Identify, in the records below, every line where the string "premise" appears, and copy each such line.

+---+

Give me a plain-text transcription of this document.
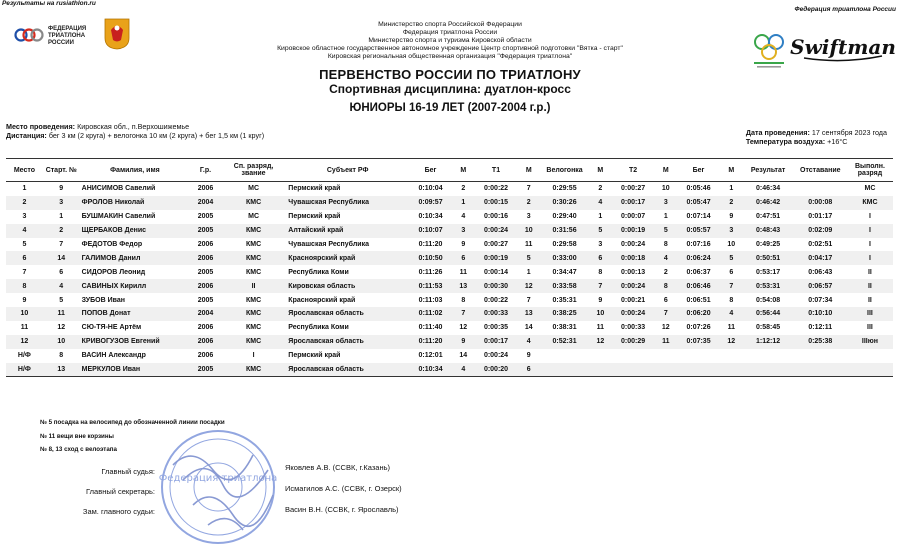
Результаты на rusiathlon.ru
Федерация триатлона России
ФЕДЕРАЦИЯ
ТРИАТЛОНА
РОССИИ
Министерство спорта Российской Федерации
Федерация триатлона России
Министерство спорта и туризма Кировской области
Кировское областное государственное автономное учреждение Центр спортивной подготовки "Вятка - старт"
Кировская региональная общественная организация "Федерация триатлона"	Swiftman
ПЕРВЕНСТВО РОССИИ ПО ТРИАТЛОНУ
Спортивная дисциплина: дуатлон-кросс
ЮНИОРЫ 16-19 ЛЕТ (2007-2004 г.р.)
Место проведения: Кировская обл., п.Верхошижемье
Дистанция: бег 3 км (2 круга) + велогонка 10 км (2 круга) + бег 1,5 км (1 круг)	Дата проведения: 17 сентября 2023 года
Температура воздуха: +16°С
Место	Старт. №	Фамилия, имя	Г.р.	Сп. разряд, звание	Субъект РФ	Бег	М	Т1	М	Велогонка	М	Т2	М	Бег	М	Результат	Отставание	Выполн. разряд
1	9	АНИСИМОВ Савелий	2006	МС	Пермский край	0:10:04	2	0:00:22	7	0:29:55	2	0:00:27	10	0:05:46	1	0:46:34		МС
2	3	ФРОЛОВ Николай	2004	КМС	Чувашская Республика	0:09:57	1	0:00:15	2	0:30:26	4	0:00:17	3	0:05:47	2	0:46:42	0:00:08	КМС
3	1	БУШМАКИН Савелий	2005	МС	Пермский край	0:10:34	4	0:00:16	3	0:29:40	1	0:00:07	1	0:07:14	9	0:47:51	0:01:17	I
4	2	ЩЕРБАКОВ Денис	2005	КМС	Алтайский край	0:10:07	3	0:00:24	10	0:31:56	5	0:00:19	5	0:05:57	3	0:48:43	0:02:09	I
5	7	ФЕДОТОВ Федор	2006	КМС	Чувашская Республика	0:11:20	9	0:00:27	11	0:29:58	3	0:00:24	8	0:07:16	10	0:49:25	0:02:51	I
6	14	ГАЛИМОВ Данил	2006	КМС	Красноярский край	0:10:50	6	0:00:19	5	0:33:00	6	0:00:18	4	0:06:24	5	0:50:51	0:04:17	I
7	6	СИДОРОВ Леонид	2005	КМС	Республика Коми	0:11:26	11	0:00:14	1	0:34:47	8	0:00:13	2	0:06:37	6	0:53:17	0:06:43	II
8	4	САВИНЫХ Кирилл	2006	II	Кировская область	0:11:53	13	0:00:30	12	0:33:58	7	0:00:24	8	0:06:46	7	0:53:31	0:06:57	II
9	5	ЗУБОВ Иван	2005	КМС	Красноярский край	0:11:03	8	0:00:22	7	0:35:31	9	0:00:21	6	0:06:51	8	0:54:08	0:07:34	II
10	11	ПОПОВ Донат	2004	КМС	Ярославская область	0:11:02	7	0:00:33	13	0:38:25	10	0:00:24	7	0:06:20	4	0:56:44	0:10:10	III
11	12	СЮ-ТЯ-НЕ Артём	2006	КМС	Республика Коми	0:11:40	12	0:00:35	14	0:38:31	11	0:00:33	12	0:07:26	11	0:58:45	0:12:11	III
12	10	КРИВОГУЗОВ Евгений	2006	КМС	Ярославская область	0:11:20	9	0:00:17	4	0:52:31	12	0:00:29	11	0:07:35	12	1:12:12	0:25:38	IIIюн
Н/Ф	8	ВАСИН Александр	2006	I	Пермский край	0:12:01	14	0:00:24	9									
Н/Ф	13	МЕРКУЛОВ Иван	2005	КМС	Ярославская область	0:10:34	4	0:00:20	6									
№ 5 посадка на велосипед до обозначенной линии посадки
№ 11 вещи вне корзины
№ 8, 13 сход с велоэтапа
Федерация триатлона
Главный судья:
Главный секретарь:
Зам. главного судьи:
Яковлев А.В. (ССВК, г.Казань)
Исмагилов А.С. (ССВК, г. Озерск)
Васин В.Н. (ССВК, г. Ярославль)
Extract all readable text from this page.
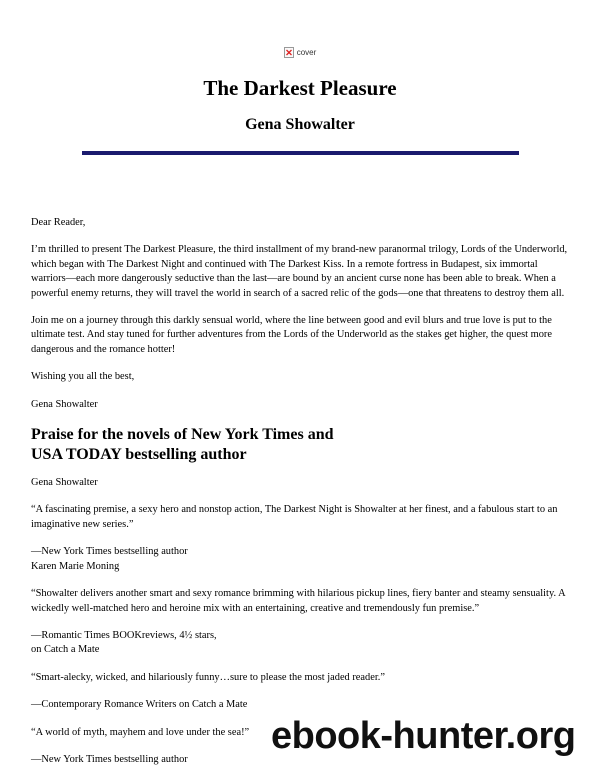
cover
The Darkest Pleasure
Gena Showalter

Dear Reader,

I’m thrilled to present The Darkest Pleasure, the third installment of my brand-new paranormal trilogy, Lords of the Underworld, which began with The Darkest Night and continued with The Darkest Kiss. In a remote fortress in Budapest, six immortal warriors—each more dangerously seductive than the last—are bound by an ancient curse none has been able to break. When a powerful enemy returns, they will travel the world in search of a sacred relic of the gods—one that threatens to destroy them all.

Join me on a journey through this darkly sensual world, where the line between good and evil blurs and true love is put to the ultimate test. And stay tuned for further adventures from the Lords of the Underworld as the stakes get higher, the quest more dangerous and the romance hotter!

Wishing you all the best,

Gena Showalter

Praise for the novels of New York Times and
USA TODAY bestselling author

Gena Showalter

“A fascinating premise, a sexy hero and nonstop action, The Darkest Night is Showalter at her finest, and a fabulous start to an imaginative new series.”

—New York Times bestselling author
Karen Marie Moning

“Showalter delivers another smart and sexy romance brimming with hilarious pickup lines, fiery banter and steamy sensuality. A wickedly well-matched hero and heroine mix with an entertaining, creative and tremendously fun premise.”

—Romantic Times BOOKreviews, 4½ stars,
on Catch a Mate

“Smart-alecky, wicked, and hilariously funny…sure to please the most jaded reader.”

—Contemporary Romance Writers on Catch a Mate

“A world of myth, mayhem and love under the sea!”

—New York Times bestselling author

ebook-hunter.org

+---+

Exercise result:
“A fascinating premise, a sexy hero and nonstop action, The Darkest Night is Showalter at her finest, and a fabulous start to an imaginative new series.”
“Showalter delivers another smart and sexy romance brimming with hilarious pickup lines, fiery banter and steamy sensuality. A wickedly well-matched hero and heroine mix with an entertaining, creative and tremendously fun premise.”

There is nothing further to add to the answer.